--- START LISTED ENTRIES ---

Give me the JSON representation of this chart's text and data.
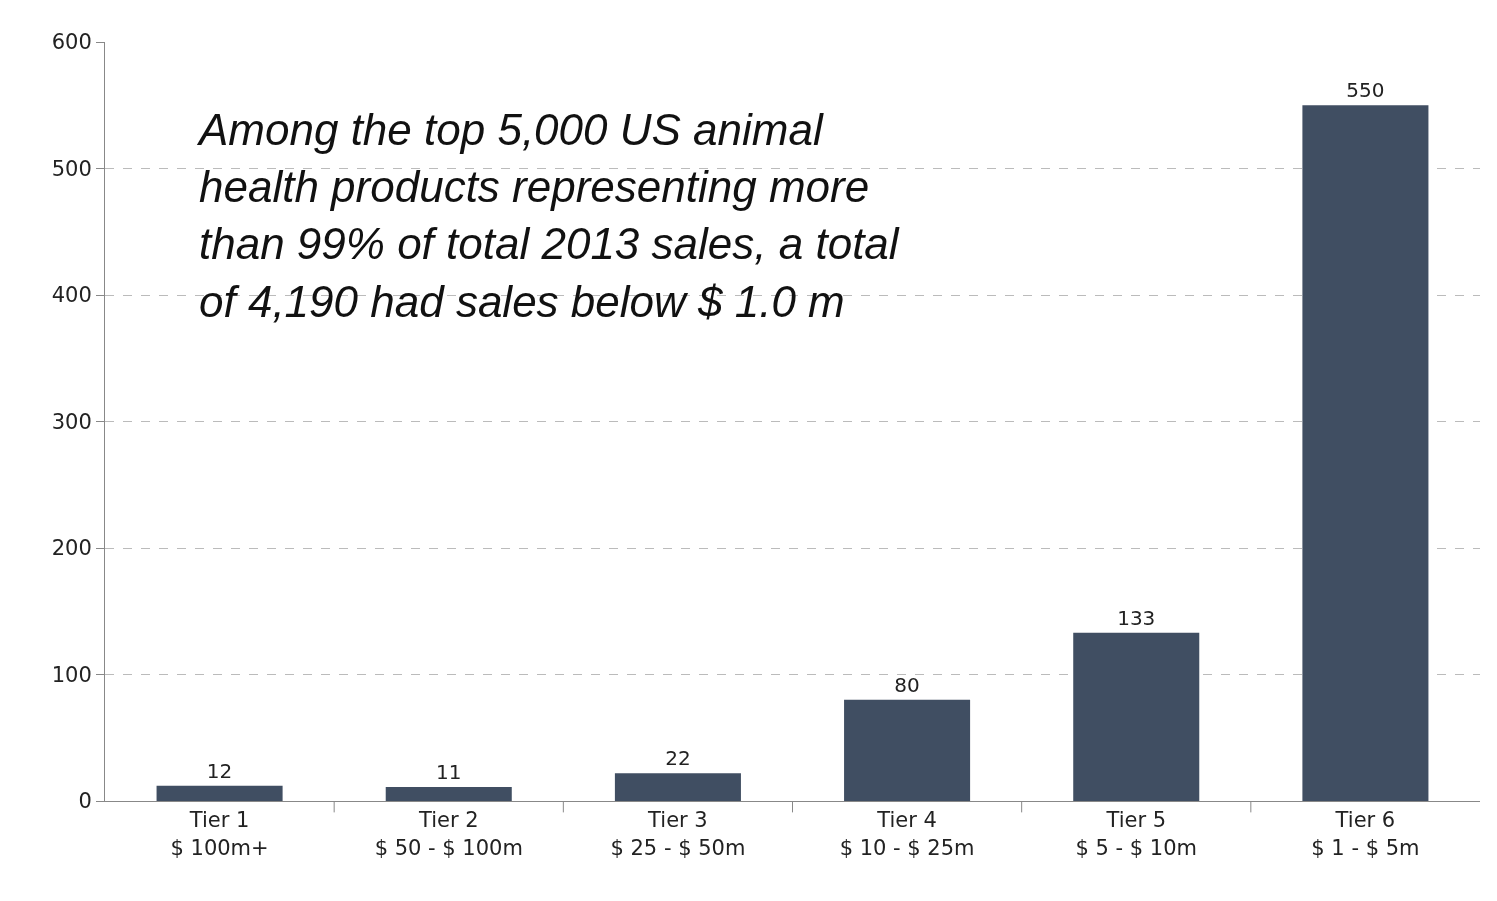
{
  "chart_data": {
    "type": "bar",
    "categories": [
      "Tier 1\n$ 100m+",
      "Tier 2\n$ 50 - $ 100m",
      "Tier 3\n$ 25 - $ 50m",
      "Tier 4\n$ 10 - $ 25m",
      "Tier 5\n$ 5 - $ 10m",
      "Tier 6\n$ 1 - $ 5m"
    ],
    "values": [
      12,
      11,
      22,
      80,
      133,
      550
    ],
    "color": "#404e62",
    "ylim": [
      0,
      600
    ],
    "yticks": [
      0,
      100,
      200,
      300,
      400,
      500,
      600
    ],
    "grid": "y",
    "data_labels": true,
    "annotations": [
      "Among the top 5,000 US animal\nhealth products representing more\nthan 99% of total 2013 sales, a total\nof 4,190 had sales below $ 1.0 m"
    ]
  }
}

--- END LISTED ENTRIES ---

#### DIRECTIONS:
Give the number of lines above in which the word "Tier" occurs, with nothing else.

#### ANSWER TO THE TASK:
6